[Records contained in a dataset]
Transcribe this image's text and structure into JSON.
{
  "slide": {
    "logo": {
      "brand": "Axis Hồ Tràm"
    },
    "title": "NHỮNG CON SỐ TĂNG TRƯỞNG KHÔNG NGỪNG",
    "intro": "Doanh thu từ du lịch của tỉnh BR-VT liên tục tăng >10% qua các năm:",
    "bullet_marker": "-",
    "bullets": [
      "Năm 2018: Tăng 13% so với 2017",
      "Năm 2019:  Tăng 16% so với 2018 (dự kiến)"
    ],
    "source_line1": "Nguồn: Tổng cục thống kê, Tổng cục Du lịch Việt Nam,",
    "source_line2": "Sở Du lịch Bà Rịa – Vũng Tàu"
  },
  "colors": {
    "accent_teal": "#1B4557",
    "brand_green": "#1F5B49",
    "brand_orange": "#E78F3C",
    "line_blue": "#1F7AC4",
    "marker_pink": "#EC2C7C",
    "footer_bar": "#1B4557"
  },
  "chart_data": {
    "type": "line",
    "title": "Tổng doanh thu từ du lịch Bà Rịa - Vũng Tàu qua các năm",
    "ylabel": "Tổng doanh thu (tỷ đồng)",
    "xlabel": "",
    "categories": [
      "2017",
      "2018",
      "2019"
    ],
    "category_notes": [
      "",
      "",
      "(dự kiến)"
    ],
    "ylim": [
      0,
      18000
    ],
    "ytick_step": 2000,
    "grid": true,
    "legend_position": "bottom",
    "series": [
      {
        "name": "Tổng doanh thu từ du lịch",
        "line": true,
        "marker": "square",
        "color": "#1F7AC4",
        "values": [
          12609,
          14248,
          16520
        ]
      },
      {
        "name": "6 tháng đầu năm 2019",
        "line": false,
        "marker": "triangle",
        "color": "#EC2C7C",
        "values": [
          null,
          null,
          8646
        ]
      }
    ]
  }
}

◆ AIM OF THE TASK: Reproduce the entire listing word for word.

◆ COMPLETED TASK:
Transcribe this image's text and structure into JSON.
{
  "slide": {
    "logo": {
      "brand": "Axis Hồ Tràm"
    },
    "title": "NHỮNG CON SỐ TĂNG TRƯỞNG KHÔNG NGỪNG",
    "intro": "Doanh thu từ du lịch của tỉnh BR-VT liên tục tăng >10% qua các năm:",
    "bullet_marker": "-",
    "bullets": [
      "Năm 2018: Tăng 13% so với 2017",
      "Năm 2019:  Tăng 16% so với 2018 (dự kiến)"
    ],
    "source_line1": "Nguồn: Tổng cục thống kê, Tổng cục Du lịch Việt Nam,",
    "source_line2": "Sở Du lịch Bà Rịa – Vũng Tàu"
  },
  "colors": {
    "accent_teal": "#1B4557",
    "brand_green": "#1F5B49",
    "brand_orange": "#E78F3C",
    "line_blue": "#1F7AC4",
    "marker_pink": "#EC2C7C",
    "footer_bar": "#1B4557"
  },
  "chart_data": {
    "type": "line",
    "title": "Tổng doanh thu từ du lịch Bà Rịa - Vũng Tàu qua các năm",
    "ylabel": "Tổng doanh thu (tỷ đồng)",
    "xlabel": "",
    "categories": [
      "2017",
      "2018",
      "2019"
    ],
    "category_notes": [
      "",
      "",
      "(dự kiến)"
    ],
    "ylim": [
      0,
      18000
    ],
    "ytick_step": 2000,
    "grid": true,
    "legend_position": "bottom",
    "series": [
      {
        "name": "Tổng doanh thu từ du lịch",
        "line": true,
        "marker": "square",
        "color": "#1F7AC4",
        "values": [
          12609,
          14248,
          16520
        ]
      },
      {
        "name": "6 tháng đầu năm 2019",
        "line": false,
        "marker": "triangle",
        "color": "#EC2C7C",
        "values": [
          null,
          null,
          8646
        ]
      }
    ]
  }
}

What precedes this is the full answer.